_The request_:
Reproduce the records below in full and exactly, without their images.

_Rows_:
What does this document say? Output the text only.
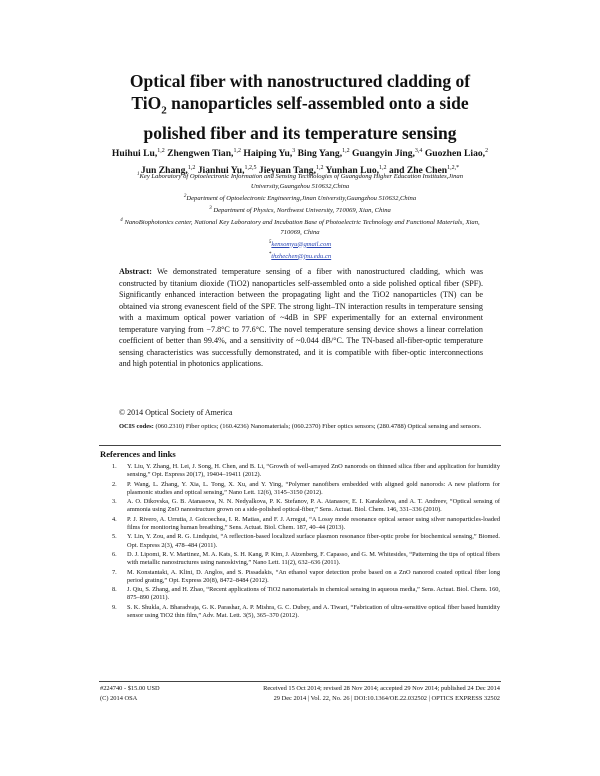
Optical fiber with nanostructured cladding of
TiO$_2$ nanoparticles self-assembled onto a side
polished fiber and its temperature sensing
Huihui Lu,$^{1,2}$ Zhengwen Tian,$^{1,2}$ Haiping Yu,$^3$ Bing Yang,$^{1,2}$ Guangyin Jing,$^{3,4}$ Guozhen Liao,$^2$ Jun Zhang,$^{1,2}$ Jianhui Yu,$^{1,2,5}$ Jieyuan Tang,$^{1,2}$ Yunhan Luo,$^{1,2}$ and Zhe Chen$^{1,2,*}$
$^1$Key Laboratory of Optoelectronic Information and Sensing Technologies of Guangdong Higher Education Institutes,Jinan University,Guangzhou 510632,China
$^2$Department of Optoelectronic Engineering,Jinan University,Guangzhou 510632,China
$^3$ Department of Physics, Northwest University, 710069, Xian, China
$^4$ NanoBiophotonics center, National Key Laboratory and Incubation Base of Photoelectric Technology and Functional Materials, Xian, 710069, China
$^5$kensomyu@gmail.com
*thzhechen@jnu.edu.cn
Abstract: We demonstrated temperature sensing of a fiber with nanostructured cladding, which was constructed by titanium dioxide (TiO2) nanoparticles self-assembled onto a side polished optical fiber (SPF). Significantly enhanced interaction between the propagating light and the TiO2 nanoparticles (TN) can be obtained via strong evanescent field of the SPF. The strong light–TN interaction results in temperature sensing with a maximum optical power variation of ~4dB in SPF experimentally for an external environment temperature varying from −7.8°C to 77.6°C. The novel temperature sensing device shows a linear correlation coefficient of better than 99.4%, and a sensitivity of ~0.044 dB/°C. The TN-based all-fiber-optic temperature sensing characteristics was successfully demonstrated, and it is compatible with fiber-optic interconnections and high potential in photonics applications.
© 2014 Optical Society of America
OCIS codes: (060.2310) Fiber optics; (160.4236) Nanomaterials; (060.2370) Fiber optics sensors; (280.4788) Optical sensing and sensors.
References and links
1. Y. Liu, Y. Zhang, H. Lei, J. Song, H. Chen, and B. Li, “Growth of well-arrayed ZnO nanorods on thinned silica fiber and application for humidity sensing,” Opt. Express 20(17), 19404–19411 (2012).
2. P. Wang, L. Zhang, Y. Xia, L. Tong, X. Xu, and Y. Ying, “Polymer nanofibers embedded with aligned gold nanorods: A new platform for plasmonic studies and optical sensing,” Nano Lett. 12(6), 3145–3150 (2012).
3. A. O. Dikovska, G. B. Atanasova, N. N. Nedyalkova, P. K. Stefanov, P. A. Atanasov, E. I. Karakoleva, and A. T. Andreev, “Optical sensing of ammonia using ZnO nanostructure grown on a side-polished optical-fiber,” Sens. Actuat. Biol. Chem. 146, 331–336 (2010).
4. P. J. Rivero, A. Urrutia, J. Goicoechea, I. R. Matias, and F. J. Arregui, “A Lossy mode resonance optical sensor using silver nanoparticles-loaded films for monitoring human breathing,” Sens. Actuat. Biol. Chem. 187, 40–44 (2013).
5. Y. Lin, Y. Zou, and R. G. Lindquist, “A reflection-based localized surface plasmon resonance fiber-optic probe for biochemical sensing,” Biomed. Opt. Express 2(3), 478–484 (2011).
6. D. J. Lipomi, R. V. Martinez, M. A. Kats, S. H. Kang, P. Kim, J. Aizenberg, F. Capasso, and G. M. Whitesides, “Patterning the tips of optical fibers with metallic nanostructures using nanoskiving,” Nano Lett. 11(2), 632–636 (2011).
7. M. Konstantaki, A. Klini, D. Anglos, and S. Pissadakis, “An ethanol vapor detection probe based on a ZnO nanorod coated optical fiber long period grating,” Opt. Express 20(8), 8472–8484 (2012).
8. J. Qiu, S. Zhang, and H. Zhao, “Recent applications of TiO2 nanomaterials in chemical sensing in aqueous media,” Sens. Actuat. Biol. Chem. 160, 875–890 (2011).
9. S. K. Shukla, A. Bharadvaja, G. K. Parashar, A. P. Mishra, G. C. Dubey, and A. Tiwari, “Fabrication of ultra-sensitive optical fiber based humidity sensor using TiO2 thin film,” Adv. Mat. Lett. 3(5), 365–370 (2012).
#224740 - $15.00 USD	Received 15 Oct 2014; revised 28 Nov 2014; accepted 29 Nov 2014; published 24 Dec 2014
(C) 2014 OSA	29 Dec 2014 | Vol. 22, No. 26 | DOI:10.1364/OE.22.032502 | OPTICS EXPRESS 32502
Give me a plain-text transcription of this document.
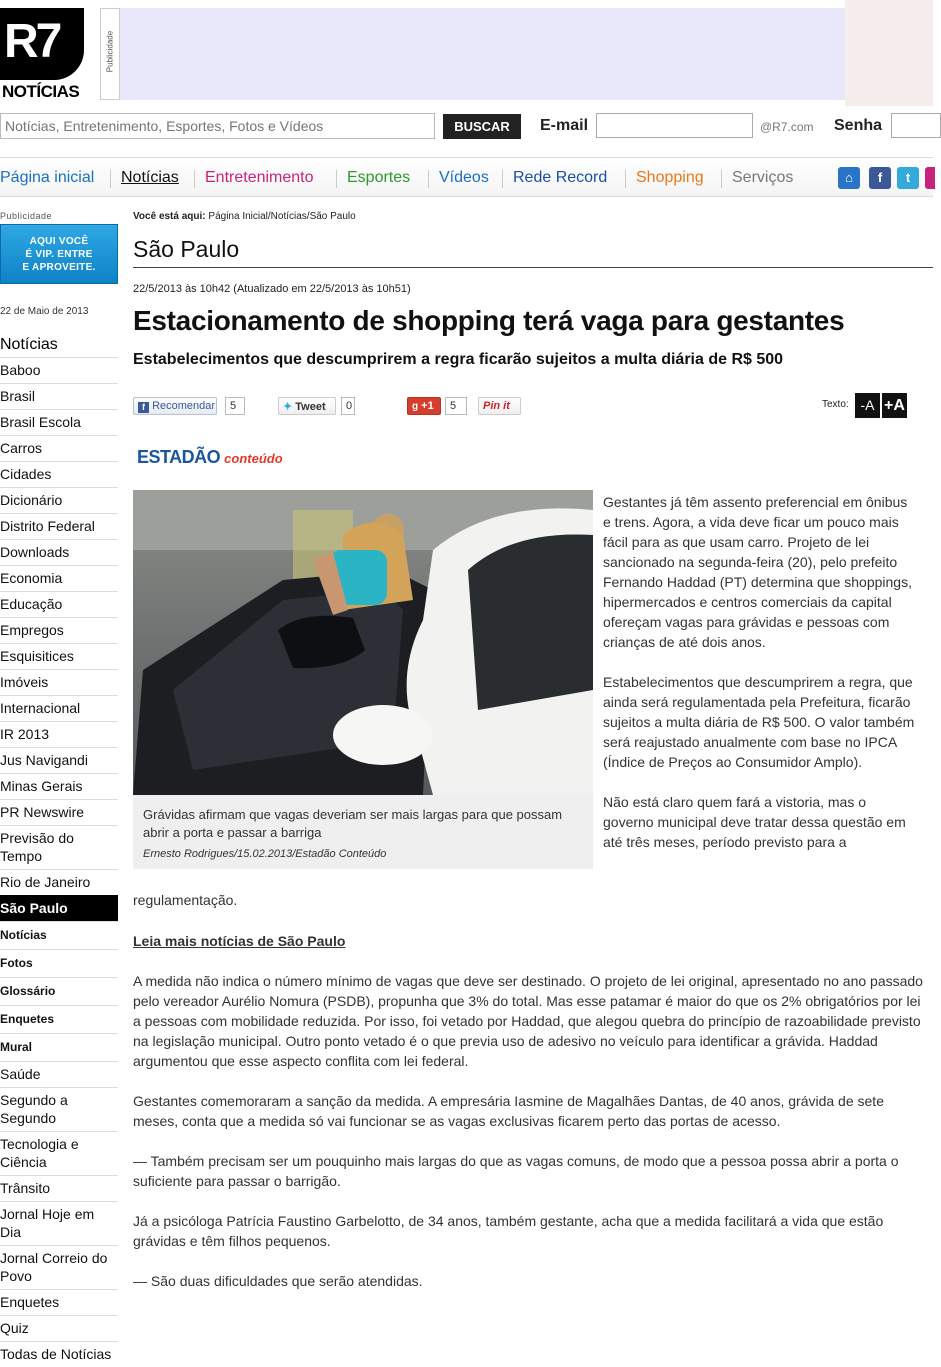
R7
NOTÍCIAS
Publicidade
Notícias, Entretenimento, Esportes, Fotos e Vídeos
BUSCAR	E-mail	@R7.com Senha
Página inicial Notícias Entretenimento Esportes Vídeos Rede Record Shopping Serviços	⌂	f	t
Publicidade
AQUI VOCÊ
É VIP. ENTRE
E APROVEITE.
22 de Maio de 2013
Notícias
Baboo
Brasil
Brasil Escola
Carros
Cidades
Dicionário
Distrito Federal
Downloads
Economia
Educação
Empregos
Esquisitices
Imóveis
Internacional
IR 2013
Jus Navigandi
Minas Gerais
PR Newswire
Previsão do Tempo
Rio de Janeiro
São Paulo
Notícias
Fotos
Glossário
Enquetes
Mural
Saúde
Segundo a Segundo
Tecnologia e Ciência
Trânsito
Jornal Hoje em Dia
Jornal Correio do Povo
Enquetes
Quiz
Todas de Notícias
Você está aqui: Página Inicial/Notícias/São Paulo
São Paulo
22/5/2013 às 10h42 (Atualizado em 22/5/2013 às 10h51)
Estacionamento de shopping terá vaga para gestantes
Estabelecimentos que descumprirem a regra ficarão sujeitos a multa diária de R$ 500
f Recomendar	5	✦ Tweet	0	g +1	5	Pin it	Texto: -A +A
ESTADÃO conteúdo
Grávidas afirmam que vagas deveriam ser mais largas para que possam abrir a porta e passar a barriga
Ernesto Rodrigues/15.02.2013/Estadão Conteúdo

Gestantes já têm assento preferencial em ônibus e trens. Agora, a vida deve ficar um pouco mais fácil para as que usam carro. Projeto de lei sancionado na segunda-feira (20), pelo prefeito Fernando Haddad (PT) determina que shoppings, hipermercados e centros comerciais da capital ofereçam vagas para grávidas e pessoas com crianças de até dois anos.

Estabelecimentos que descumprirem a regra, que ainda será regulamentada pela Prefeitura, ficarão sujeitos a multa diária de R$ 500. O valor também será reajustado anualmente com base no IPCA (Índice de Preços ao Consumidor Amplo).

Não está claro quem fará a vistoria, mas o governo municipal deve tratar dessa questão em até três meses, período previsto para a

regulamentação.
Leia mais notícias de São Paulo

A medida não indica o número mínimo de vagas que deve ser destinado. O projeto de lei original, apresentado no ano passado pelo vereador Aurélio Nomura (PSDB), propunha que 3% do total. Mas esse patamar é maior do que os 2% obrigatórios por lei a pessoas com mobilidade reduzida. Por isso, foi vetado por Haddad, que alegou quebra do princípio de razoabilidade previsto na legislação municipal. Outro ponto vetado é o que previa uso de adesivo no veículo para identificar a grávida. Haddad argumentou que esse aspecto conflita com lei federal.

Gestantes comemoraram a sanção da medida. A empresária Iasmine de Magalhães Dantas, de 40 anos, grávida de sete meses, conta que a medida só vai funcionar se as vagas exclusivas ficarem perto das portas de acesso.

— Também precisam ser um pouquinho mais largas do que as vagas comuns, de modo que a pessoa possa abrir a porta o suficiente para passar o barrigão.

Já a psicóloga Patrícia Faustino Garbelotto, de 34 anos, também gestante, acha que a medida facilitará a vida que estão grávidas e têm filhos pequenos.

— São duas dificuldades que serão atendidas.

_Complete output_:
What does this document say? Output the text only.
Optical fiber with nanostructured cladding of
TiO$_2$ nanoparticles self-assembled onto a side
polished fiber and its temperature sensing
Huihui Lu,$^{1,2}$ Zhengwen Tian,$^{1,2}$ Haiping Yu,$^3$ Bing Yang,$^{1,2}$ Guangyin Jing,$^{3,4}$ Guozhen Liao,$^2$ Jun Zhang,$^{1,2}$ Jianhui Yu,$^{1,2,5}$ Jieyuan Tang,$^{1,2}$ Yunhan Luo,$^{1,2}$ and Zhe Chen$^{1,2,*}$
$^1$Key Laboratory of Optoelectronic Information and Sensing Technologies of Guangdong Higher Education Institutes,Jinan University,Guangzhou 510632,China
$^2$Department of Optoelectronic Engineering,Jinan University,Guangzhou 510632,China
$^3$ Department of Physics, Northwest University, 710069, Xian, China
$^4$ NanoBiophotonics center, National Key Laboratory and Incubation Base of Photoelectric Technology and Functional Materials, Xian, 710069, China
$^5$kensomyu@gmail.com
*thzhechen@jnu.edu.cn
Abstract: We demonstrated temperature sensing of a fiber with nanostructured cladding, which was constructed by titanium dioxide (TiO2) nanoparticles self-assembled onto a side polished optical fiber (SPF). Significantly enhanced interaction between the propagating light and the TiO2 nanoparticles (TN) can be obtained via strong evanescent field of the SPF. The strong light–TN interaction results in temperature sensing with a maximum optical power variation of ~4dB in SPF experimentally for an external environment temperature varying from −7.8°C to 77.6°C. The novel temperature sensing device shows a linear correlation coefficient of better than 99.4%, and a sensitivity of ~0.044 dB/°C. The TN-based all-fiber-optic temperature sensing characteristics was successfully demonstrated, and it is compatible with fiber-optic interconnections and high potential in photonics applications.
© 2014 Optical Society of America
OCIS codes: (060.2310) Fiber optics; (160.4236) Nanomaterials; (060.2370) Fiber optics sensors; (280.4788) Optical sensing and sensors.
References and links
1. Y. Liu, Y. Zhang, H. Lei, J. Song, H. Chen, and B. Li, “Growth of well-arrayed ZnO nanorods on thinned silica fiber and application for humidity sensing,” Opt. Express 20(17), 19404–19411 (2012).
2. P. Wang, L. Zhang, Y. Xia, L. Tong, X. Xu, and Y. Ying, “Polymer nanofibers embedded with aligned gold nanorods: A new platform for plasmonic studies and optical sensing,” Nano Lett. 12(6), 3145–3150 (2012).
3. A. O. Dikovska, G. B. Atanasova, N. N. Nedyalkova, P. K. Stefanov, P. A. Atanasov, E. I. Karakoleva, and A. T. Andreev, “Optical sensing of ammonia using ZnO nanostructure grown on a side-polished optical-fiber,” Sens. Actuat. Biol. Chem. 146, 331–336 (2010).
4. P. J. Rivero, A. Urrutia, J. Goicoechea, I. R. Matias, and F. J. Arregui, “A Lossy mode resonance optical sensor using silver nanoparticles-loaded films for monitoring human breathing,” Sens. Actuat. Biol. Chem. 187, 40–44 (2013).
5. Y. Lin, Y. Zou, and R. G. Lindquist, “A reflection-based localized surface plasmon resonance fiber-optic probe for biochemical sensing,” Biomed. Opt. Express 2(3), 478–484 (2011).
6. D. J. Lipomi, R. V. Martinez, M. A. Kats, S. H. Kang, P. Kim, J. Aizenberg, F. Capasso, and G. M. Whitesides, “Patterning the tips of optical fibers with metallic nanostructures using nanoskiving,” Nano Lett. 11(2), 632–636 (2011).
7. M. Konstantaki, A. Klini, D. Anglos, and S. Pissadakis, “An ethanol vapor detection probe based on a ZnO nanorod coated optical fiber long period grating,” Opt. Express 20(8), 8472–8484 (2012).
8. J. Qiu, S. Zhang, and H. Zhao, “Recent applications of TiO2 nanomaterials in chemical sensing in aqueous media,” Sens. Actuat. Biol. Chem. 160, 875–890 (2011).
9. S. K. Shukla, A. Bharadvaja, G. K. Parashar, A. P. Mishra, G. C. Dubey, and A. Tiwari, “Fabrication of ultra-sensitive optical fiber based humidity sensor using TiO2 thin film,” Adv. Mat. Lett. 3(5), 365–370 (2012).
#224740 - $15.00 USD	Received 15 Oct 2014; revised 28 Nov 2014; accepted 29 Nov 2014; published 24 Dec 2014
(C) 2014 OSA	29 Dec 2014 | Vol. 22, No. 26 | DOI:10.1364/OE.22.032502 | OPTICS EXPRESS 32502
Give me a plain-text transcription of this document.
R7
NOTÍCIAS
Publicidade
Notícias, Entretenimento, Esportes, Fotos e Vídeos
BUSCAR	E-mail	@R7.com Senha
Página inicial Notícias Entretenimento Esportes Vídeos Rede Record Shopping Serviços	⌂	f	t
Publicidade
AQUI VOCÊ
É VIP. ENTRE
E APROVEITE.
22 de Maio de 2013
Notícias
Baboo
Brasil
Brasil Escola
Carros
Cidades
Dicionário
Distrito Federal
Downloads
Economia
Educação
Empregos
Esquisitices
Imóveis
Internacional
IR 2013
Jus Navigandi
Minas Gerais
PR Newswire
Previsão do Tempo
Rio de Janeiro
São Paulo
Notícias
Fotos
Glossário
Enquetes
Mural
Saúde
Segundo a Segundo
Tecnologia e Ciência
Trânsito
Jornal Hoje em Dia
Jornal Correio do Povo
Enquetes
Quiz
Todas de Notícias
Você está aqui: Página Inicial/Notícias/São Paulo
São Paulo
22/5/2013 às 10h42 (Atualizado em 22/5/2013 às 10h51)
Estacionamento de shopping terá vaga para gestantes
Estabelecimentos que descumprirem a regra ficarão sujeitos a multa diária de R$ 500
f Recomendar	5	✦ Tweet	0	g +1	5	Pin it	Texto: -A +A
ESTADÃO conteúdo
Grávidas afirmam que vagas deveriam ser mais largas para que possam abrir a porta e passar a barriga
Ernesto Rodrigues/15.02.2013/Estadão Conteúdo

Gestantes já têm assento preferencial em ônibus e trens. Agora, a vida deve ficar um pouco mais fácil para as que usam carro. Projeto de lei sancionado na segunda-feira (20), pelo prefeito Fernando Haddad (PT) determina que shoppings, hipermercados e centros comerciais da capital ofereçam vagas para grávidas e pessoas com crianças de até dois anos.

Estabelecimentos que descumprirem a regra, que ainda será regulamentada pela Prefeitura, ficarão sujeitos a multa diária de R$ 500. O valor também será reajustado anualmente com base no IPCA (Índice de Preços ao Consumidor Amplo).

Não está claro quem fará a vistoria, mas o governo municipal deve tratar dessa questão em até três meses, período previsto para a

regulamentação.
Leia mais notícias de São Paulo

A medida não indica o número mínimo de vagas que deve ser destinado. O projeto de lei original, apresentado no ano passado pelo vereador Aurélio Nomura (PSDB), propunha que 3% do total. Mas esse patamar é maior do que os 2% obrigatórios por lei a pessoas com mobilidade reduzida. Por isso, foi vetado por Haddad, que alegou quebra do princípio de razoabilidade previsto na legislação municipal. Outro ponto vetado é o que previa uso de adesivo no veículo para identificar a grávida. Haddad argumentou que esse aspecto conflita com lei federal.

Gestantes comemoraram a sanção da medida. A empresária Iasmine de Magalhães Dantas, de 40 anos, grávida de sete meses, conta que a medida só vai funcionar se as vagas exclusivas ficarem perto das portas de acesso.

— Também precisam ser um pouquinho mais largas do que as vagas comuns, de modo que a pessoa possa abrir a porta o suficiente para passar o barrigão.

Já a psicóloga Patrícia Faustino Garbelotto, de 34 anos, também gestante, acha que a medida facilitará a vida que estão grávidas e têm filhos pequenos.

— São duas dificuldades que serão atendidas.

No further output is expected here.